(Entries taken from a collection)
____

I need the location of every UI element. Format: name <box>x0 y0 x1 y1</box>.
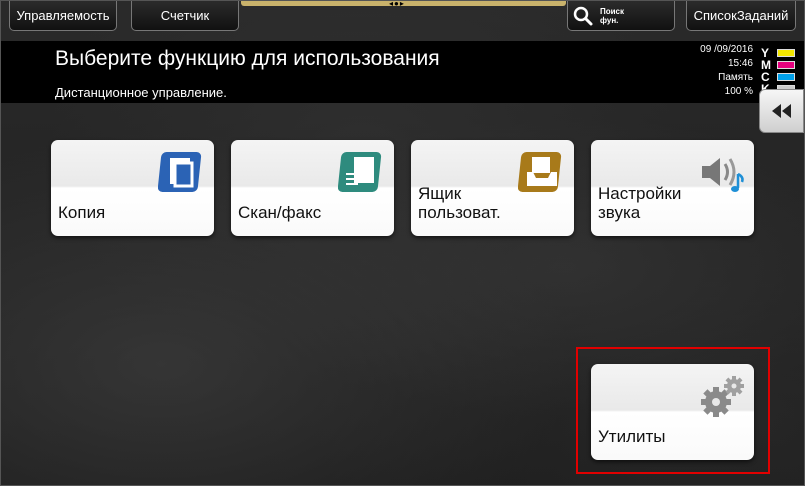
status-time: 15:46 <box>727 58 753 69</box>
copy-label: Копия <box>58 203 106 222</box>
status-date: 09 /09/2016 <box>700 44 753 55</box>
double-chevron-left-icon <box>771 104 791 118</box>
highlight-frame <box>576 347 770 474</box>
toner-bar-cyan <box>777 73 795 81</box>
user-box-icon <box>518 152 562 192</box>
search-function-label: Поиск фун. <box>600 6 625 25</box>
page-subtitle: Дистанционное управление. <box>55 85 227 100</box>
user-box-label: Ящик пользоват. <box>418 184 501 222</box>
toner-bar-magenta <box>777 61 795 69</box>
screen: ◂●▸ Управляемость Счетчик Поиск фун. Спи… <box>0 0 805 486</box>
page-title: Выберите функцию для использования <box>55 47 440 70</box>
sound-icon <box>702 158 744 192</box>
manageability-button[interactable]: Управляемость <box>9 1 117 31</box>
counter-button[interactable]: Счетчик <box>131 1 239 31</box>
header-band: Выберите функцию для использования Диста… <box>1 41 804 103</box>
sound-settings-label: Настройки звука <box>598 184 682 222</box>
status-memory-label: Память <box>718 72 753 83</box>
status-panel: 09 /09/2016 15:46 Память 100 % <box>663 43 753 99</box>
search-function-button[interactable]: Поиск фун. <box>567 1 675 31</box>
toner-bar-yellow <box>777 49 795 57</box>
scan-fax-label: Скан/факс <box>238 203 322 222</box>
status-memory-value: 100 % <box>724 86 753 97</box>
scan-fax-icon <box>338 152 382 192</box>
search-icon <box>573 6 593 25</box>
manageability-label: Управляемость <box>16 8 110 23</box>
toner-indicator: Y M C K <box>761 46 801 96</box>
collapse-panel-button[interactable] <box>759 89 804 133</box>
copy-tile[interactable]: Копия <box>51 140 214 236</box>
job-list-label: СписокЗаданий <box>693 8 789 23</box>
user-box-tile[interactable]: Ящик пользоват. <box>411 140 574 236</box>
copy-icon <box>158 152 202 192</box>
scan-fax-tile[interactable]: Скан/факс <box>231 140 394 236</box>
grip-handle-icon[interactable]: ◂●▸ <box>389 1 405 8</box>
sound-settings-tile[interactable]: Настройки звука <box>591 140 754 236</box>
job-list-button[interactable]: СписокЗаданий <box>686 1 796 31</box>
counter-label: Счетчик <box>160 8 210 23</box>
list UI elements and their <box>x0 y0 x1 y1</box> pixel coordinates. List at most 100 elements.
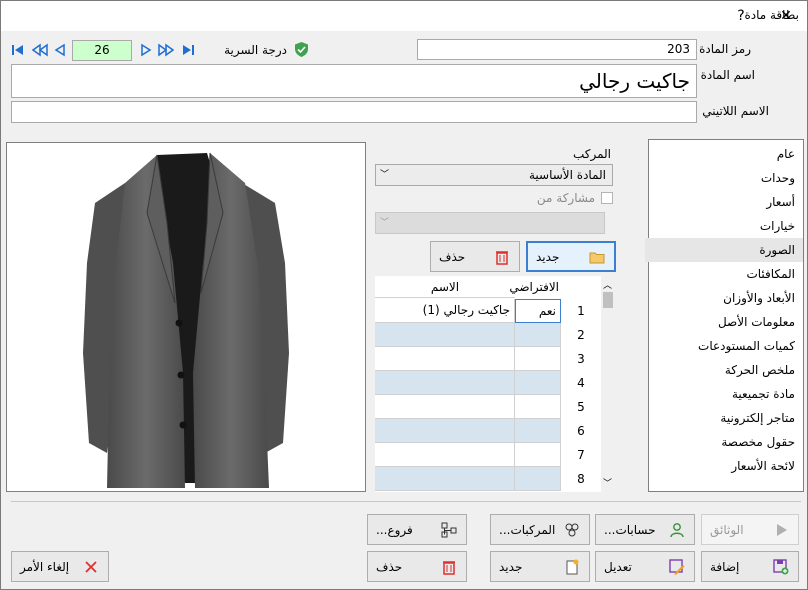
sidebar-item[interactable]: كميات المستودعات <box>645 334 803 358</box>
composites-button[interactable]: المركبات... <box>490 514 590 545</box>
sidebar-item[interactable]: حقول مخصصة <box>645 430 803 454</box>
default-cell[interactable] <box>515 371 561 395</box>
chevron-down-icon: ﹀ <box>380 218 390 228</box>
sidebar-item[interactable]: مادة تجميعية <box>645 382 803 406</box>
name-cell[interactable] <box>375 395 515 419</box>
name-cell[interactable] <box>375 371 515 395</box>
item-card-window: بطاقة مادة ? ✕ 26 درجة السرية 203 رمز ال… <box>0 0 808 590</box>
trash-icon <box>493 248 511 266</box>
jacket-image <box>83 152 289 488</box>
cluster-icon <box>563 521 581 539</box>
default-cell[interactable] <box>515 395 561 419</box>
security-level-label: درجة السرية <box>224 43 287 57</box>
close-button[interactable]: ✕ <box>771 5 801 27</box>
previous-record-icon[interactable] <box>53 43 67 57</box>
row-number: 2 <box>577 328 585 342</box>
shield-check-icon <box>293 41 311 59</box>
col-default-header[interactable]: الافتراضي <box>509 276 561 298</box>
next-record-icon[interactable] <box>139 43 153 57</box>
new-image-label: جديد <box>536 249 560 264</box>
default-cell[interactable]: نعم <box>515 299 561 323</box>
record-number-field[interactable]: 26 <box>72 40 132 61</box>
previous-page-icon[interactable] <box>32 43 48 57</box>
col-name-header[interactable]: الاسم <box>375 276 515 298</box>
sidebar-item[interactable]: معلومات الأصل <box>645 310 803 334</box>
sidebar-item[interactable]: ملخص الحركة <box>645 358 803 382</box>
sidebar: عام وحدات أسعار خيارات الصورة المكافئات الأبعا… <box>645 139 804 492</box>
composite-select[interactable]: المادة الأساسية ﹀ <box>375 164 613 186</box>
sidebar-item[interactable]: المكافئات <box>645 262 803 286</box>
default-cell[interactable] <box>515 323 561 347</box>
scroll-up-icon[interactable]: ︿ <box>603 278 612 291</box>
row-number: 7 <box>577 448 585 462</box>
cancel-button[interactable]: إلغاء الأمر <box>11 551 109 582</box>
play-icon <box>772 521 790 539</box>
scroll-down-icon[interactable]: ﹀ <box>603 476 612 489</box>
help-button[interactable]: ? <box>726 5 756 27</box>
share-select: ﹀ <box>375 212 605 234</box>
documents-button[interactable]: الوثائق <box>701 514 799 545</box>
row-number: 1 <box>577 304 585 318</box>
name-cell[interactable] <box>375 467 515 491</box>
sidebar-item[interactable]: لائحة الأسعار <box>645 454 803 478</box>
title-bar: بطاقة مادة ? ✕ <box>1 1 807 31</box>
latin-name-field[interactable] <box>11 101 697 123</box>
delete-image-label: حذف <box>439 249 466 264</box>
delete-button[interactable]: حذف <box>367 551 467 582</box>
edit-icon <box>668 558 686 576</box>
name-cell[interactable] <box>375 443 515 467</box>
new-document-icon <box>563 558 581 576</box>
row-number: 8 <box>577 472 585 486</box>
share-checkbox[interactable] <box>601 192 613 204</box>
edit-button[interactable]: تعديل <box>595 551 695 582</box>
default-cell[interactable] <box>515 419 561 443</box>
sidebar-item[interactable]: عام <box>645 142 803 166</box>
sidebar-item[interactable]: الصورة <box>645 238 803 262</box>
name-cell[interactable] <box>375 419 515 443</box>
row-number: 3 <box>577 352 585 366</box>
name-cell[interactable] <box>375 323 515 347</box>
item-code-field[interactable]: 203 <box>417 39 697 60</box>
name-cell[interactable] <box>375 347 515 371</box>
row-number: 5 <box>577 400 585 414</box>
branches-button[interactable]: فروع... <box>367 514 467 545</box>
new-image-button[interactable]: جديد <box>526 241 616 272</box>
composite-label: المركب <box>572 147 611 161</box>
image-grid[interactable]: الافتراضي الاسم 1 نعم جاكيت رجالي (1) 2 3 4 5 6… <box>375 276 615 492</box>
trash-icon <box>440 558 458 576</box>
save-add-icon <box>772 558 790 576</box>
sidebar-item[interactable]: وحدات <box>645 166 803 190</box>
add-button[interactable]: إضافة <box>701 551 799 582</box>
delete-image-button[interactable]: حذف <box>430 241 520 272</box>
composite-selected-value: المادة الأساسية <box>528 168 606 182</box>
name-cell[interactable]: جاكيت رجالي (1) <box>375 299 515 323</box>
new-button[interactable]: جديد <box>490 551 590 582</box>
row-number: 4 <box>577 376 585 390</box>
scroll-thumb[interactable] <box>603 292 613 308</box>
folder-icon <box>588 248 606 266</box>
item-name-field[interactable]: جاكيت رجالي <box>11 64 697 98</box>
item-name-label: اسم المادة <box>700 68 755 82</box>
row-number: 6 <box>577 424 585 438</box>
last-record-icon[interactable] <box>181 43 195 57</box>
grid-scrollbar[interactable]: ︿ ﹀ <box>601 276 615 492</box>
first-record-icon[interactable] <box>11 43 25 57</box>
default-cell[interactable] <box>515 347 561 371</box>
share-label: مشاركة من <box>536 191 595 205</box>
accounts-button[interactable]: حسابات... <box>595 514 695 545</box>
divider <box>11 501 801 502</box>
default-cell[interactable] <box>515 443 561 467</box>
latin-name-label: الاسم اللاتيني <box>702 104 769 118</box>
chevron-down-icon: ﹀ <box>380 170 390 180</box>
hierarchy-icon <box>440 521 458 539</box>
sidebar-item[interactable]: الأبعاد والأوزان <box>645 286 803 310</box>
sidebar-item[interactable]: أسعار <box>645 190 803 214</box>
close-icon <box>82 558 100 576</box>
next-page-icon[interactable] <box>158 43 174 57</box>
item-code-label: رمز المادة <box>699 42 751 56</box>
sidebar-item[interactable]: خيارات <box>645 214 803 238</box>
image-panel[interactable] <box>6 142 366 492</box>
sidebar-item[interactable]: متاجر إلكترونية <box>645 406 803 430</box>
user-icon <box>668 521 686 539</box>
default-cell[interactable] <box>515 467 561 491</box>
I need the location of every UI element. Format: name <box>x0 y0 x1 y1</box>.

____

- [Instructions for the task]:
Recast the lines as a Markdown table with the columns "No." and "Line", beginning at the line that contains "status-time: 15:46 <box>727 58 753 69</box>" and stopping after the line that contains "highlight-frame <box>576 347 770 474</box>". Number each line in order and leave out any blank lines.

- [Result of the exercise]:
| No. | Line |
|---|---|
| 1 | status-time: 15:46 <box>727 58 753 69</box> |
| 2 | copy-label: Копия <box>58 203 106 222</box> |
| 3 | status-date: 09 /09/2016 <box>700 44 753 55</box> |
| 4 | double-chevron-left-icon <box>771 104 791 118</box> |
| 5 | highlight-frame <box>576 347 770 474</box> |